--- EXERCISE DESCRIPTION ---
Can you pull out each line of the data below that includes the word "trend"?

***** DATA LINES

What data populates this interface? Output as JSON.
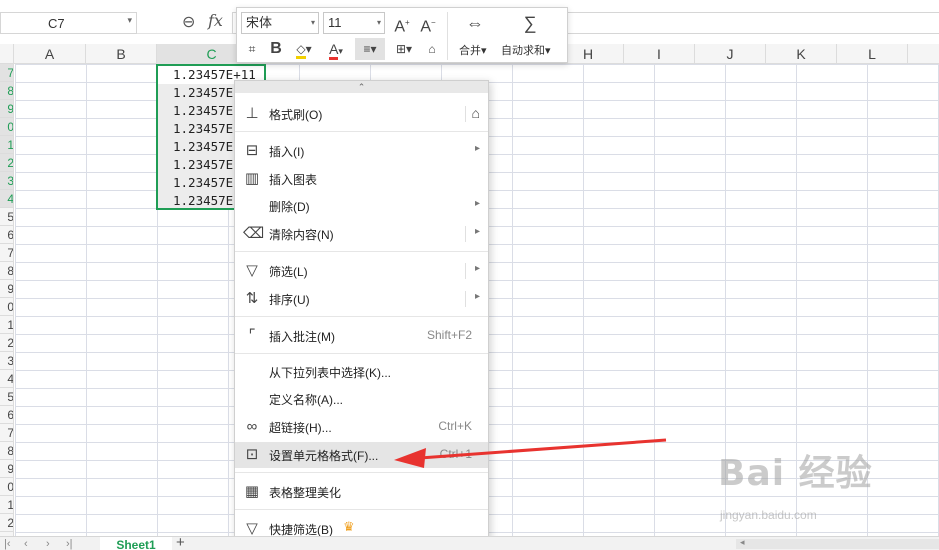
{
  "formula_bar": {
    "name_box": "C7",
    "fx": "fx"
  },
  "columns": [
    "A",
    "B",
    "C",
    "D",
    "E",
    "F",
    "G",
    "H",
    "I",
    "J",
    "K",
    "L"
  ],
  "rows": [
    "7",
    "8",
    "9",
    "0",
    "1",
    "2",
    "3",
    "4",
    "5",
    "6",
    "7",
    "8",
    "9",
    "0",
    "1",
    "2",
    "3",
    "4",
    "5",
    "6",
    "7",
    "8",
    "9",
    "0",
    "1",
    "2"
  ],
  "cells": [
    "1.23457E+11",
    "1.23457E",
    "1.23457E",
    "1.23457E",
    "1.23457E",
    "1.23457E",
    "1.23457E",
    "1.23457E"
  ],
  "mini_toolbar": {
    "font": "宋体",
    "size": "11",
    "bold": "B",
    "merge_label": "合并",
    "autosum_label": "自动求和"
  },
  "context_menu": {
    "items": [
      {
        "label": "格式刷(O)",
        "icon": "format-painter-icon"
      },
      {
        "label": "插入(I)",
        "icon": "insert-icon",
        "submenu": true
      },
      {
        "label": "插入图表",
        "icon": "chart-icon"
      },
      {
        "label": "删除(D)",
        "icon": "",
        "submenu": true
      },
      {
        "label": "清除内容(N)",
        "icon": "eraser-icon",
        "submenu": true
      },
      {
        "label": "筛选(L)",
        "icon": "filter-icon",
        "submenu": true
      },
      {
        "label": "排序(U)",
        "icon": "sort-icon",
        "submenu": true
      },
      {
        "label": "插入批注(M)",
        "icon": "comment-icon",
        "shortcut": "Shift+F2"
      },
      {
        "label": "从下拉列表中选择(K)...",
        "icon": ""
      },
      {
        "label": "定义名称(A)...",
        "icon": ""
      },
      {
        "label": "超链接(H)...",
        "icon": "link-icon",
        "shortcut": "Ctrl+K"
      },
      {
        "label": "设置单元格格式(F)...",
        "icon": "cell-format-icon",
        "shortcut": "Ctrl+1"
      },
      {
        "label": "表格整理美化",
        "icon": "beautify-icon"
      },
      {
        "label": "快捷筛选(B)",
        "icon": "quick-filter-icon"
      }
    ]
  },
  "sheet_tabs": [
    "Sheet1"
  ],
  "watermark": {
    "main": "Bai 经验",
    "sub": "jingyan.baidu.com"
  },
  "colors": {
    "selection": "#1f9d55",
    "arrow": "#e8332f"
  }
}
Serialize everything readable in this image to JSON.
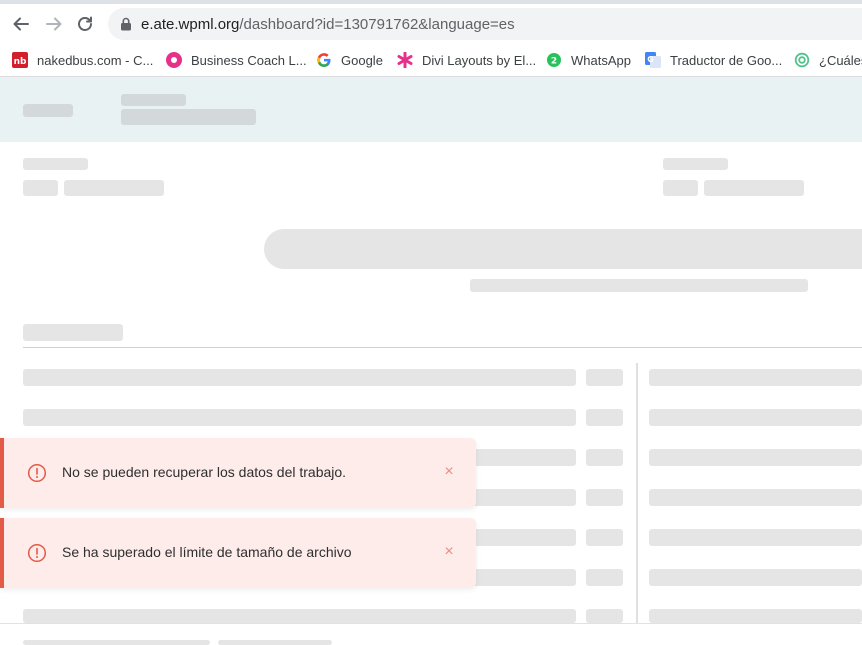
{
  "browser": {
    "url_host": "e.ate.wpml.org",
    "url_path": "/dashboard?id=130791762&language=es",
    "bookmarks": [
      {
        "label": "nakedbus.com - C...",
        "icon": "nakedbus-icon"
      },
      {
        "label": "Business Coach L...",
        "icon": "business-coach-icon"
      },
      {
        "label": "Google",
        "icon": "google-icon"
      },
      {
        "label": "Divi Layouts by El...",
        "icon": "divi-icon"
      },
      {
        "label": "WhatsApp",
        "icon": "whatsapp-icon"
      },
      {
        "label": "Traductor de Goo...",
        "icon": "google-translate-icon"
      },
      {
        "label": "¿Cuáles",
        "icon": "link-icon"
      }
    ]
  },
  "toasts": [
    {
      "message": "No se pueden recuperar los datos del trabajo.",
      "close": "×",
      "icon": "info-circle-icon"
    },
    {
      "message": "Se ha superado el límite de tamaño de archivo",
      "close": "×",
      "icon": "info-circle-icon"
    }
  ],
  "colors": {
    "header_bg": "#e8f2f3",
    "skeleton": "#e5e5e5",
    "toast_bg": "#fdecea",
    "toast_accent": "#e35a46"
  }
}
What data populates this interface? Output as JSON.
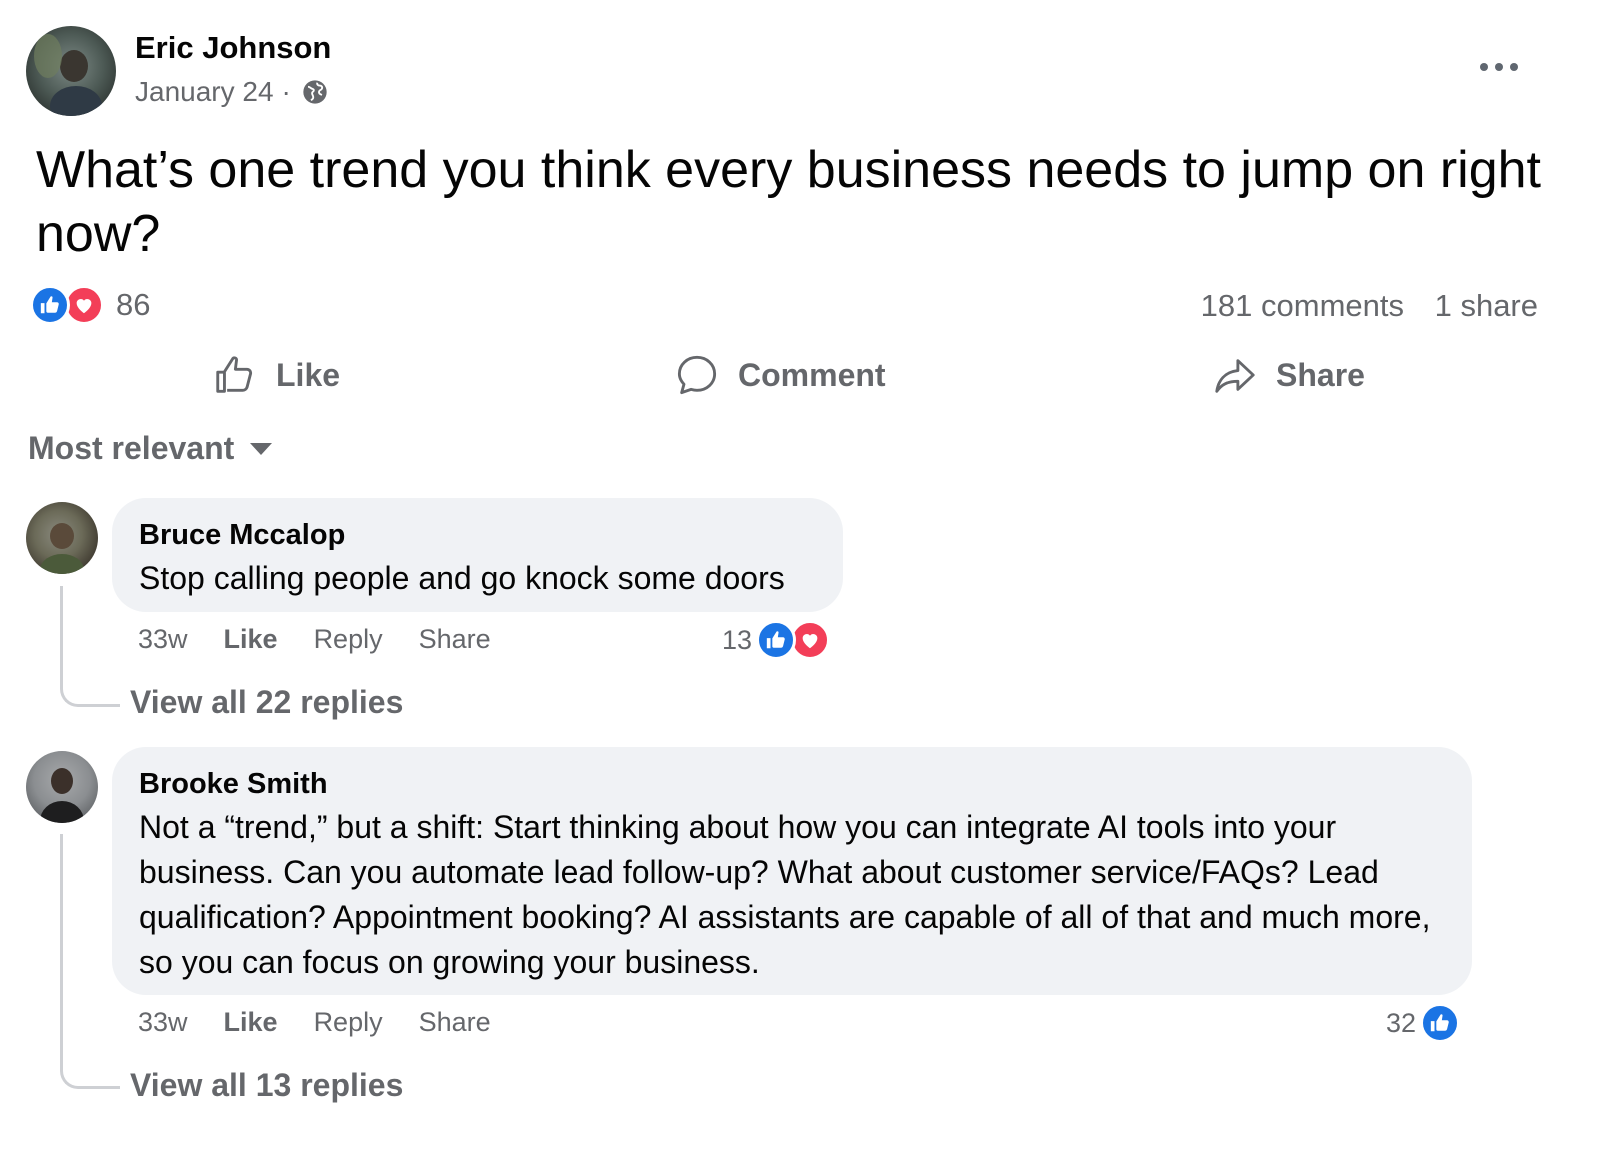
{
  "post": {
    "author": "Eric Johnson",
    "date": "January 24",
    "separator": "·",
    "privacy_icon": "globe-icon",
    "text": "What’s one trend you think every business needs to jump on right now?",
    "reaction_icons": [
      "like-reaction-icon",
      "love-reaction-icon"
    ],
    "reaction_count": "86",
    "comments_count": "181 comments",
    "shares_count": "1 share"
  },
  "actions": {
    "like": "Like",
    "comment": "Comment",
    "share": "Share"
  },
  "sort": {
    "label": "Most relevant"
  },
  "comments": [
    {
      "author": "Bruce Mccalop",
      "text": "Stop calling people and go knock some doors",
      "time": "33w",
      "like": "Like",
      "reply": "Reply",
      "share": "Share",
      "reaction_count": "13",
      "reaction_icons": [
        "like-reaction-icon",
        "love-reaction-icon"
      ],
      "view_replies": "View all 22 replies"
    },
    {
      "author": "Brooke Smith",
      "text": "Not a “trend,” but a shift: Start thinking about how you can integrate AI tools into your business. Can you automate lead follow-up? What about customer service/FAQs? Lead qualification? Appointment booking? AI assistants are capable of all of that and much more, so you can focus on growing your business.",
      "time": "33w",
      "like": "Like",
      "reply": "Reply",
      "share": "Share",
      "reaction_count": "32",
      "reaction_icons": [
        "like-reaction-icon"
      ],
      "view_replies": "View all 13 replies"
    }
  ],
  "colors": {
    "like_blue": "#1b74e4",
    "love_red": "#f33e58",
    "secondary_text": "#65676b",
    "bubble_bg": "#f0f2f5"
  }
}
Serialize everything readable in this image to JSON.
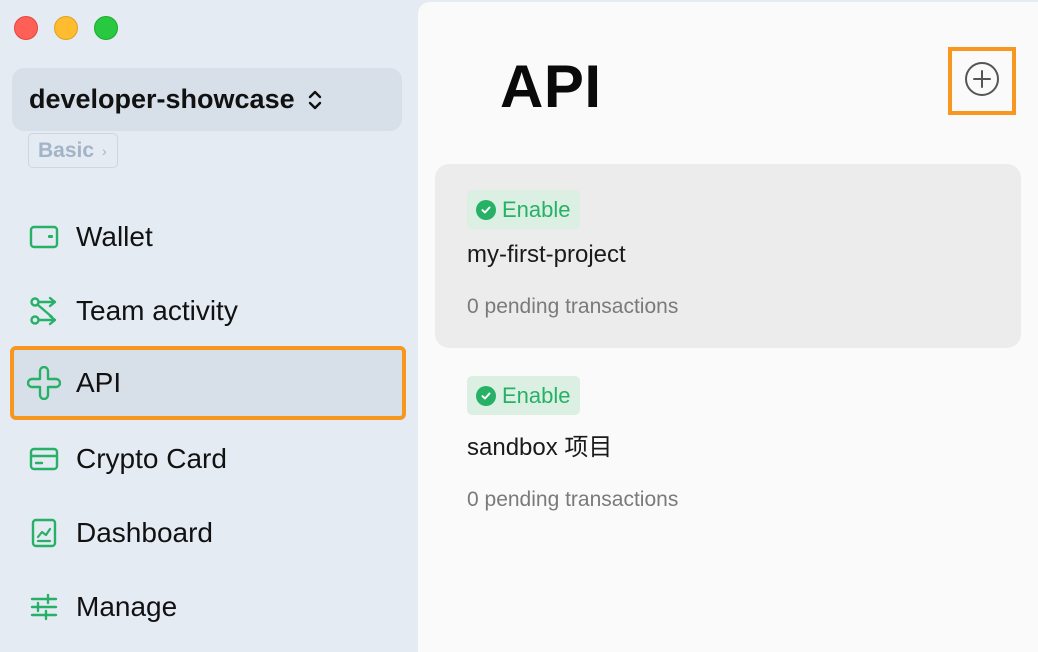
{
  "window": {
    "controls": [
      "close",
      "minimize",
      "maximize"
    ]
  },
  "sidebar": {
    "workspace_name": "developer-showcase",
    "workspace_switch_icon": "chevron-up-down-icon",
    "plan_label": "Basic",
    "plan_arrow": "›",
    "items": [
      {
        "label": "Wallet",
        "icon": "wallet-icon"
      },
      {
        "label": "Team activity",
        "icon": "flow-icon"
      },
      {
        "label": "API",
        "icon": "api-icon",
        "active": true
      },
      {
        "label": "Crypto Card",
        "icon": "card-icon"
      },
      {
        "label": "Dashboard",
        "icon": "chart-doc-icon"
      },
      {
        "label": "Manage",
        "icon": "sliders-icon"
      }
    ]
  },
  "main": {
    "title": "API",
    "add_icon": "plus-circle-icon",
    "projects": [
      {
        "status": "Enable",
        "name": "my-first-project",
        "pending": "0 pending transactions"
      },
      {
        "status": "Enable",
        "name": "sandbox 项目",
        "pending": "0 pending transactions"
      }
    ]
  },
  "colors": {
    "accent_green": "#27b167",
    "highlight_orange": "#f7971f",
    "sidebar_bg": "#e4ebf3",
    "main_bg": "#fafafa"
  }
}
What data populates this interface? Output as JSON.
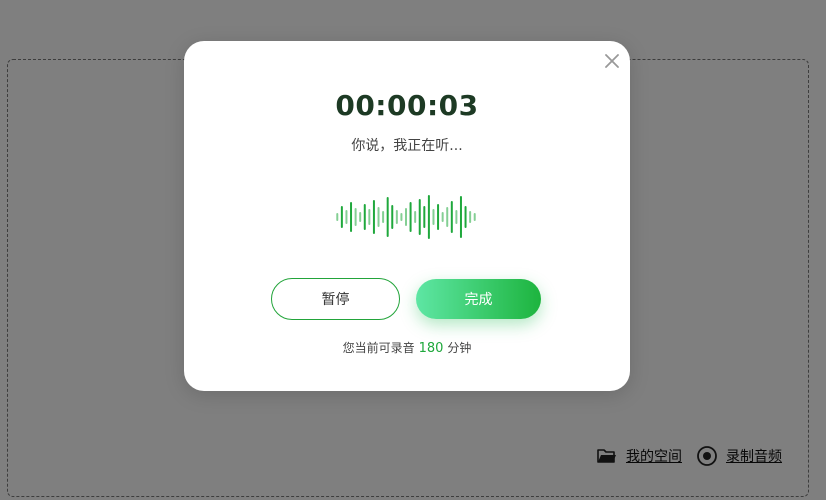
{
  "dialog": {
    "timer": "00:00:03",
    "status": "你说，我正在听...",
    "pause_label": "暂停",
    "done_label": "完成",
    "quota_prefix": "您当前可录音",
    "quota_value": "180",
    "quota_suffix": "分钟"
  },
  "bottom_links": {
    "my_space": "我的空间",
    "record_audio": "录制音频"
  },
  "colors": {
    "accent": "#1fa83c",
    "accent_light": "#5ee6a4",
    "timer_text": "#1d3a24",
    "overlay": "rgba(0,0,0,0.5)"
  },
  "icons": {
    "close": "close-icon",
    "waveform": "waveform-icon",
    "folder": "folder-icon",
    "record": "record-icon"
  }
}
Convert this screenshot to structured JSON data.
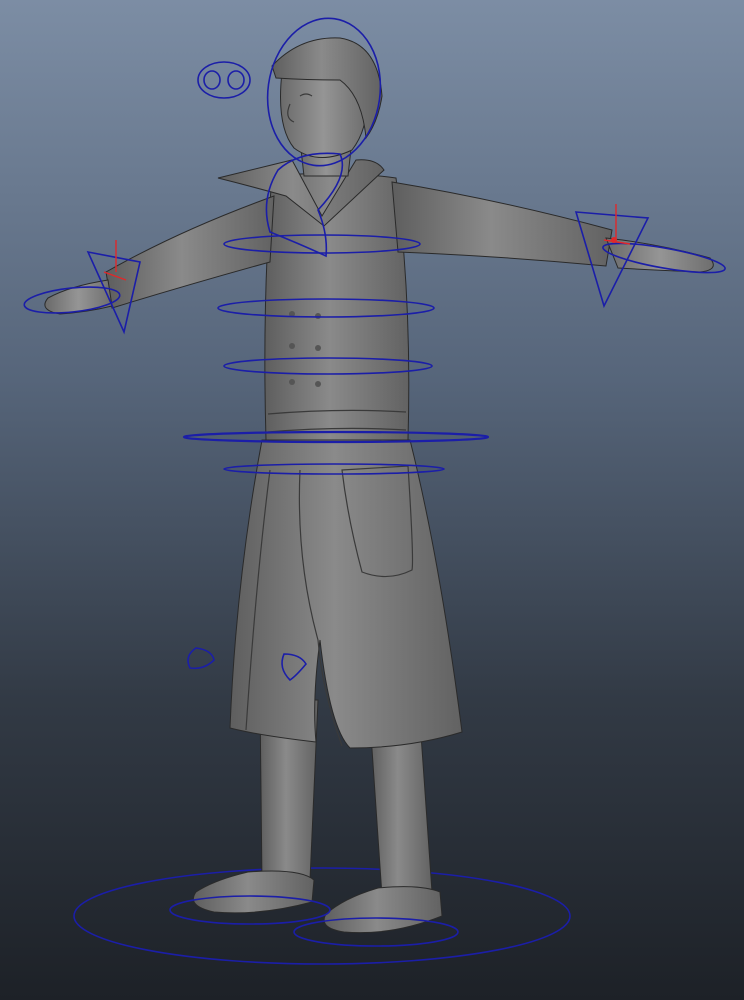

**********

--- TASK RESPONSE ---
    "text": "What’s one trend you think every business needs to jump on right now?",
      "text": "Not a “trend,” but a shift: Start thinking about how you can integrate AI tools into your business. Can you automate lead follow-up? What about customer service/FAQs? Lead qualification? Appointment booking? AI assistants are capable of all of that and much more, so you can focus on growing your business.",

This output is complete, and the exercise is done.